EXERCISE AIM:
Find how many lines contain "grid" and state only that number.

* BEGIN *

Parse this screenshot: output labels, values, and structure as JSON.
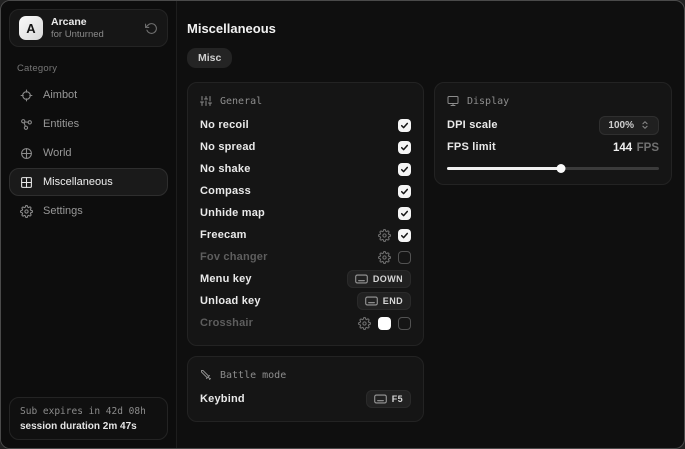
{
  "colors": {
    "window_bg": "#0f0f0f",
    "panel_bg": "#151515",
    "panel_border": "#232323",
    "accent_text": "#f0f0f0",
    "muted_text": "#8d8d8d",
    "checkbox_bg": "#f5f5f5",
    "slider_fill": "#f0f0f0"
  },
  "sidebar": {
    "avatar_letter": "A",
    "app_title": "Arcane",
    "app_subtitle": "for Unturned",
    "category_label": "Category",
    "items": [
      {
        "label": "Aimbot",
        "icon": "crosshair-icon",
        "selected": false
      },
      {
        "label": "Entities",
        "icon": "entities-icon",
        "selected": false
      },
      {
        "label": "World",
        "icon": "globe-icon",
        "selected": false
      },
      {
        "label": "Miscellaneous",
        "icon": "grid-icon",
        "selected": true
      },
      {
        "label": "Settings",
        "icon": "gear-icon",
        "selected": false
      }
    ],
    "status": {
      "line1": "Sub expires in 42d 08h",
      "line2": "session duration 2m 47s"
    }
  },
  "main": {
    "title": "Miscellaneous",
    "tab_label": "Misc",
    "general_panel": {
      "header": "General",
      "header_icon": "sliders-icon",
      "rows": [
        {
          "label": "No recoil",
          "control": "checkbox",
          "checked": true,
          "disabled": false,
          "has_settings": false
        },
        {
          "label": "No spread",
          "control": "checkbox",
          "checked": true,
          "disabled": false,
          "has_settings": false
        },
        {
          "label": "No shake",
          "control": "checkbox",
          "checked": true,
          "disabled": false,
          "has_settings": false
        },
        {
          "label": "Compass",
          "control": "checkbox",
          "checked": true,
          "disabled": false,
          "has_settings": false
        },
        {
          "label": "Unhide map",
          "control": "checkbox",
          "checked": true,
          "disabled": false,
          "has_settings": false
        },
        {
          "label": "Freecam",
          "control": "checkbox",
          "checked": true,
          "disabled": false,
          "has_settings": true
        },
        {
          "label": "Fov changer",
          "control": "checkbox",
          "checked": false,
          "disabled": true,
          "has_settings": true
        },
        {
          "label": "Menu key",
          "control": "keybind",
          "key": "DOWN"
        },
        {
          "label": "Unload key",
          "control": "keybind",
          "key": "END"
        },
        {
          "label": "Crosshair",
          "control": "checkbox",
          "checked": false,
          "disabled": true,
          "has_settings": true,
          "swatch_color": "#ffffff"
        }
      ]
    },
    "battle_panel": {
      "header": "Battle mode",
      "header_icon": "battle-icon",
      "rows": [
        {
          "label": "Keybind",
          "control": "keybind",
          "key": "F5"
        }
      ]
    },
    "display_panel": {
      "header": "Display",
      "header_icon": "monitor-icon",
      "dpi_label": "DPI scale",
      "dpi_value": "100%",
      "fps_label": "FPS limit",
      "fps_value": "144",
      "fps_unit": "FPS",
      "fps_slider_percent": 54
    }
  }
}
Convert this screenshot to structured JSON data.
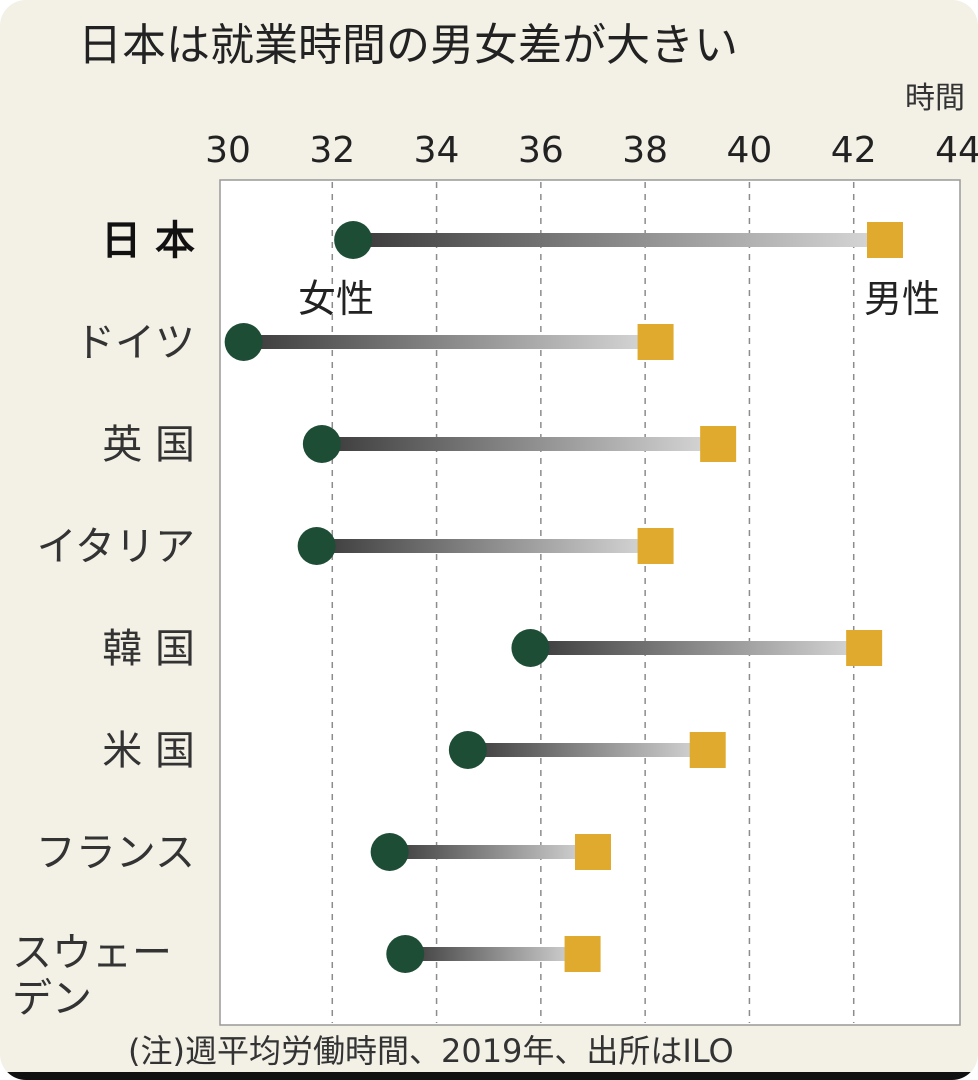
{
  "chart_data": {
    "type": "dumbbell",
    "title": "日本は就業時間の男女差が大きい",
    "unit": "時間",
    "x_ticks": [
      30,
      32,
      34,
      36,
      38,
      40,
      42,
      44
    ],
    "xlim": [
      30,
      44
    ],
    "grid": "vertical dashed",
    "categories": [
      "日 本",
      "ドイツ",
      "英 国",
      "イタリア",
      "韓 国",
      "米 国",
      "フランス",
      "スウェーデン"
    ],
    "series": [
      {
        "name": "女性",
        "color": "#1e4d36",
        "marker": "circle",
        "values": [
          32.4,
          30.3,
          31.8,
          31.7,
          35.8,
          34.6,
          33.1,
          33.4
        ]
      },
      {
        "name": "男性",
        "color": "#e0aa2e",
        "marker": "square",
        "values": [
          42.6,
          38.2,
          39.4,
          38.2,
          42.2,
          39.2,
          37.0,
          36.8
        ]
      }
    ],
    "note": "(注)週平均労働時間、2019年、出所はILO"
  }
}
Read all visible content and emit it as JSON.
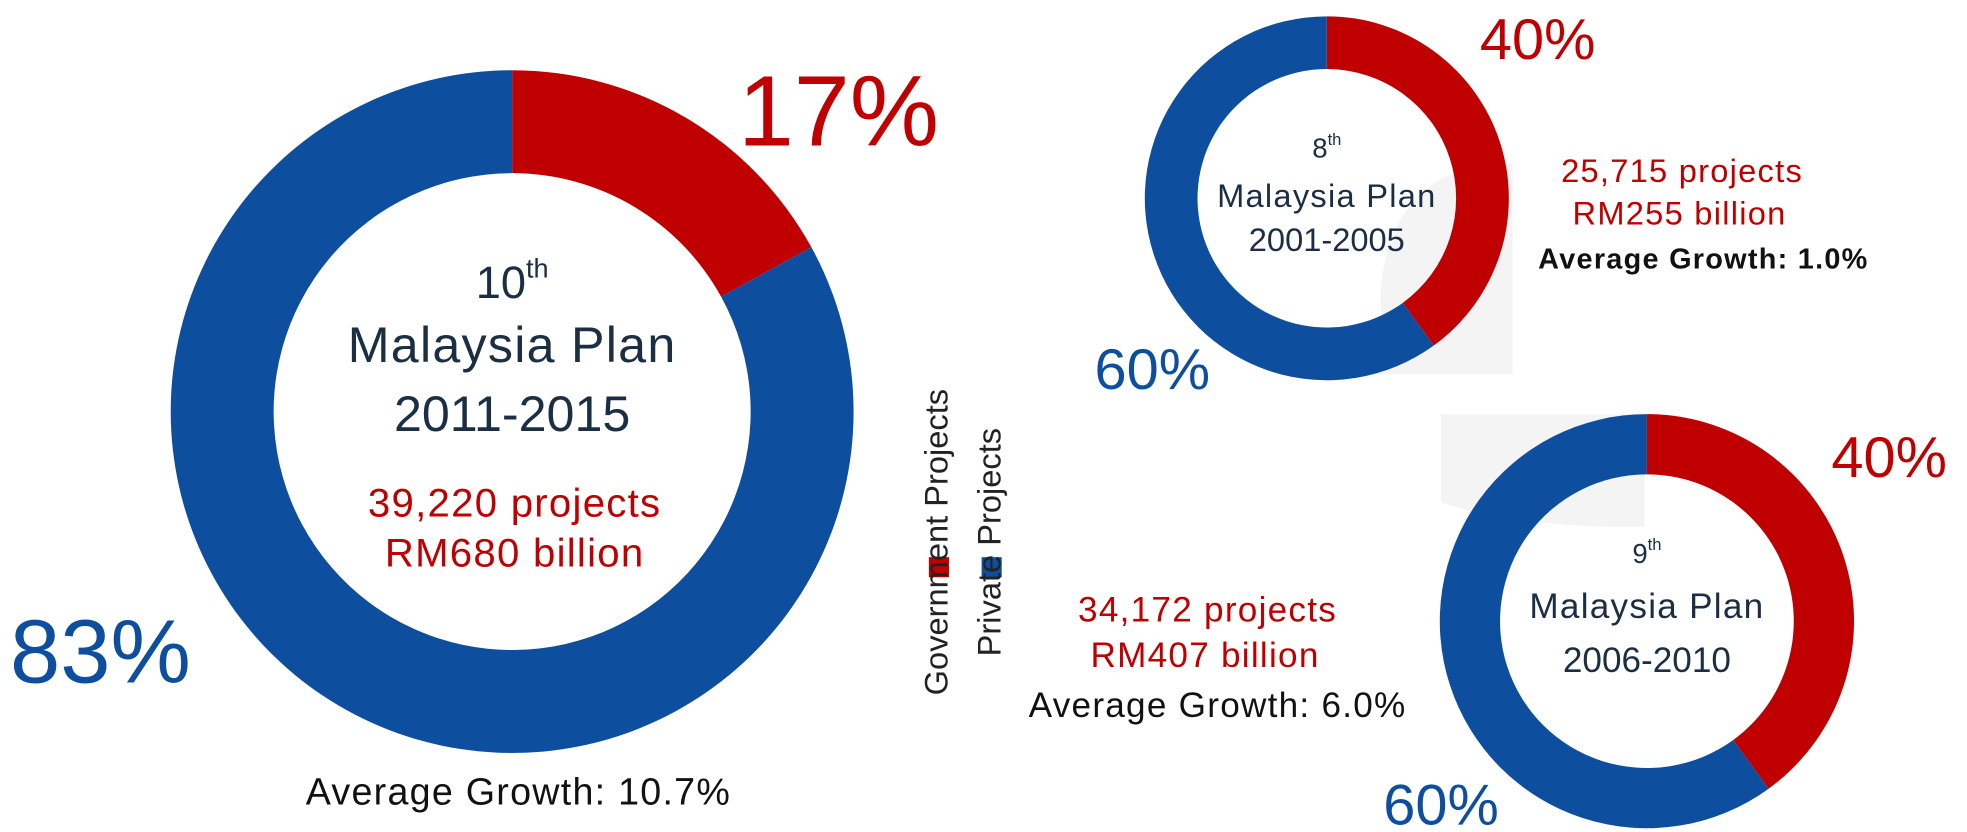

* END *

RESULT OF THIS TASK:
2